[Lines of data]
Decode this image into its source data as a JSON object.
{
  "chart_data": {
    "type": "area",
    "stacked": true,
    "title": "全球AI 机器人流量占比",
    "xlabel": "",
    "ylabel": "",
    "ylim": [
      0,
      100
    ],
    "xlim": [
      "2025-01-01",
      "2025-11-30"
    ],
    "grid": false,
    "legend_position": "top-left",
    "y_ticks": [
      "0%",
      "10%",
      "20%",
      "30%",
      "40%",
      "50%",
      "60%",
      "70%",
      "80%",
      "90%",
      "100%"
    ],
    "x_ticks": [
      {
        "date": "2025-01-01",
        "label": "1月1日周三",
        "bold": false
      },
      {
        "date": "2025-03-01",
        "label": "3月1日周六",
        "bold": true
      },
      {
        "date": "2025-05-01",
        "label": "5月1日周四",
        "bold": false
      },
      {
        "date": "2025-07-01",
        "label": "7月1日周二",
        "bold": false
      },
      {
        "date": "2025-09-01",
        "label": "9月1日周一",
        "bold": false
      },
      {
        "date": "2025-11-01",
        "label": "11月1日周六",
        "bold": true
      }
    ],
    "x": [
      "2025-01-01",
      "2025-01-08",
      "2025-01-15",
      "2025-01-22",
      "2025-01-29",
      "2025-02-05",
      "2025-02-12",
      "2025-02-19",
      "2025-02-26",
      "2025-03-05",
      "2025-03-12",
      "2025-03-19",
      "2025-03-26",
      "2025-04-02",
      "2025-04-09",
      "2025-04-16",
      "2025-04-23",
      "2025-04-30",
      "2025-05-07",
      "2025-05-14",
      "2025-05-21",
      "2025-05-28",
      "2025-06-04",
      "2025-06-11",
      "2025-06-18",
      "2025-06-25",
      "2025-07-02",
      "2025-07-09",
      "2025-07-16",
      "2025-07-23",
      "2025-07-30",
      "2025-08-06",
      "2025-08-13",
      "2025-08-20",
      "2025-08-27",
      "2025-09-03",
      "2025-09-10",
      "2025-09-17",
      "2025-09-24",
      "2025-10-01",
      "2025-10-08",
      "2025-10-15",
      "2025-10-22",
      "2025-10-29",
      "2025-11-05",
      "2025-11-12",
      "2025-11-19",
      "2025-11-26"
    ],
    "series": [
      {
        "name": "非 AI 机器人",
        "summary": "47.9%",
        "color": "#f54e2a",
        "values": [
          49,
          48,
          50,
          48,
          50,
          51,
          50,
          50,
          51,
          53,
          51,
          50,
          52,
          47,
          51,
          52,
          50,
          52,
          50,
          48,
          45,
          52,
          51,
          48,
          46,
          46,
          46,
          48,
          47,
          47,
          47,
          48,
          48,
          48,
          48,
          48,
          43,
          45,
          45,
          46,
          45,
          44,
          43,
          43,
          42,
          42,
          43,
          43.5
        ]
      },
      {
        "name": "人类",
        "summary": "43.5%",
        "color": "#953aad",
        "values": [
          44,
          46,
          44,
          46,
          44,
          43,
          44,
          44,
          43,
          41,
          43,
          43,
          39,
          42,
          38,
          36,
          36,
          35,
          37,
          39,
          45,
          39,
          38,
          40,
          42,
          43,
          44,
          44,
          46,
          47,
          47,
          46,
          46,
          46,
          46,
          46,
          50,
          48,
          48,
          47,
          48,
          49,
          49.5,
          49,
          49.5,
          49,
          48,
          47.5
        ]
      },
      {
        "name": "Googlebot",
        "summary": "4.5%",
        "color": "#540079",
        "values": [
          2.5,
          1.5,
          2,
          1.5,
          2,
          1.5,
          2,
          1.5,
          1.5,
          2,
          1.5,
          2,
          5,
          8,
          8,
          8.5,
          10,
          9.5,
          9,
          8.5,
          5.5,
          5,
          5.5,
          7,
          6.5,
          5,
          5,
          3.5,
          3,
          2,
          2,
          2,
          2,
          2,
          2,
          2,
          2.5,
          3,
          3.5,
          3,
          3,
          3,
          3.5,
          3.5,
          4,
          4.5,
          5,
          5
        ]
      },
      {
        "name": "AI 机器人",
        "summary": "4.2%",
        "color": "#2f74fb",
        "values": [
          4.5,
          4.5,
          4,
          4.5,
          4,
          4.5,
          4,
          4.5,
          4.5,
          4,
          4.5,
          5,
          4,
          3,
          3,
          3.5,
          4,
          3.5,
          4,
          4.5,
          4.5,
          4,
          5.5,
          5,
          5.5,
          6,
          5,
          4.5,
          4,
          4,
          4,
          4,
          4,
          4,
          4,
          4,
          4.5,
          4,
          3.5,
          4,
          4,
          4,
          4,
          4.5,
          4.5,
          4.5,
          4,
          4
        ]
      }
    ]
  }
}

> _Written task_
Retype all the records, matching them exactly.

> _Written answer_
Decode this image into its source data as a JSON object.
{
  "chart_data": {
    "type": "area",
    "stacked": true,
    "title": "全球AI 机器人流量占比",
    "xlabel": "",
    "ylabel": "",
    "ylim": [
      0,
      100
    ],
    "xlim": [
      "2025-01-01",
      "2025-11-30"
    ],
    "grid": false,
    "legend_position": "top-left",
    "y_ticks": [
      "0%",
      "10%",
      "20%",
      "30%",
      "40%",
      "50%",
      "60%",
      "70%",
      "80%",
      "90%",
      "100%"
    ],
    "x_ticks": [
      {
        "date": "2025-01-01",
        "label": "1月1日周三",
        "bold": false
      },
      {
        "date": "2025-03-01",
        "label": "3月1日周六",
        "bold": true
      },
      {
        "date": "2025-05-01",
        "label": "5月1日周四",
        "bold": false
      },
      {
        "date": "2025-07-01",
        "label": "7月1日周二",
        "bold": false
      },
      {
        "date": "2025-09-01",
        "label": "9月1日周一",
        "bold": false
      },
      {
        "date": "2025-11-01",
        "label": "11月1日周六",
        "bold": true
      }
    ],
    "x": [
      "2025-01-01",
      "2025-01-08",
      "2025-01-15",
      "2025-01-22",
      "2025-01-29",
      "2025-02-05",
      "2025-02-12",
      "2025-02-19",
      "2025-02-26",
      "2025-03-05",
      "2025-03-12",
      "2025-03-19",
      "2025-03-26",
      "2025-04-02",
      "2025-04-09",
      "2025-04-16",
      "2025-04-23",
      "2025-04-30",
      "2025-05-07",
      "2025-05-14",
      "2025-05-21",
      "2025-05-28",
      "2025-06-04",
      "2025-06-11",
      "2025-06-18",
      "2025-06-25",
      "2025-07-02",
      "2025-07-09",
      "2025-07-16",
      "2025-07-23",
      "2025-07-30",
      "2025-08-06",
      "2025-08-13",
      "2025-08-20",
      "2025-08-27",
      "2025-09-03",
      "2025-09-10",
      "2025-09-17",
      "2025-09-24",
      "2025-10-01",
      "2025-10-08",
      "2025-10-15",
      "2025-10-22",
      "2025-10-29",
      "2025-11-05",
      "2025-11-12",
      "2025-11-19",
      "2025-11-26"
    ],
    "series": [
      {
        "name": "非 AI 机器人",
        "summary": "47.9%",
        "color": "#f54e2a",
        "values": [
          49,
          48,
          50,
          48,
          50,
          51,
          50,
          50,
          51,
          53,
          51,
          50,
          52,
          47,
          51,
          52,
          50,
          52,
          50,
          48,
          45,
          52,
          51,
          48,
          46,
          46,
          46,
          48,
          47,
          47,
          47,
          48,
          48,
          48,
          48,
          48,
          43,
          45,
          45,
          46,
          45,
          44,
          43,
          43,
          42,
          42,
          43,
          43.5
        ]
      },
      {
        "name": "人类",
        "summary": "43.5%",
        "color": "#953aad",
        "values": [
          44,
          46,
          44,
          46,
          44,
          43,
          44,
          44,
          43,
          41,
          43,
          43,
          39,
          42,
          38,
          36,
          36,
          35,
          37,
          39,
          45,
          39,
          38,
          40,
          42,
          43,
          44,
          44,
          46,
          47,
          47,
          46,
          46,
          46,
          46,
          46,
          50,
          48,
          48,
          47,
          48,
          49,
          49.5,
          49,
          49.5,
          49,
          48,
          47.5
        ]
      },
      {
        "name": "Googlebot",
        "summary": "4.5%",
        "color": "#540079",
        "values": [
          2.5,
          1.5,
          2,
          1.5,
          2,
          1.5,
          2,
          1.5,
          1.5,
          2,
          1.5,
          2,
          5,
          8,
          8,
          8.5,
          10,
          9.5,
          9,
          8.5,
          5.5,
          5,
          5.5,
          7,
          6.5,
          5,
          5,
          3.5,
          3,
          2,
          2,
          2,
          2,
          2,
          2,
          2,
          2.5,
          3,
          3.5,
          3,
          3,
          3,
          3.5,
          3.5,
          4,
          4.5,
          5,
          5
        ]
      },
      {
        "name": "AI 机器人",
        "summary": "4.2%",
        "color": "#2f74fb",
        "values": [
          4.5,
          4.5,
          4,
          4.5,
          4,
          4.5,
          4,
          4.5,
          4.5,
          4,
          4.5,
          5,
          4,
          3,
          3,
          3.5,
          4,
          3.5,
          4,
          4.5,
          4.5,
          4,
          5.5,
          5,
          5.5,
          6,
          5,
          4.5,
          4,
          4,
          4,
          4,
          4,
          4,
          4,
          4,
          4.5,
          4,
          3.5,
          4,
          4,
          4,
          4,
          4.5,
          4.5,
          4.5,
          4,
          4
        ]
      }
    ]
  }
}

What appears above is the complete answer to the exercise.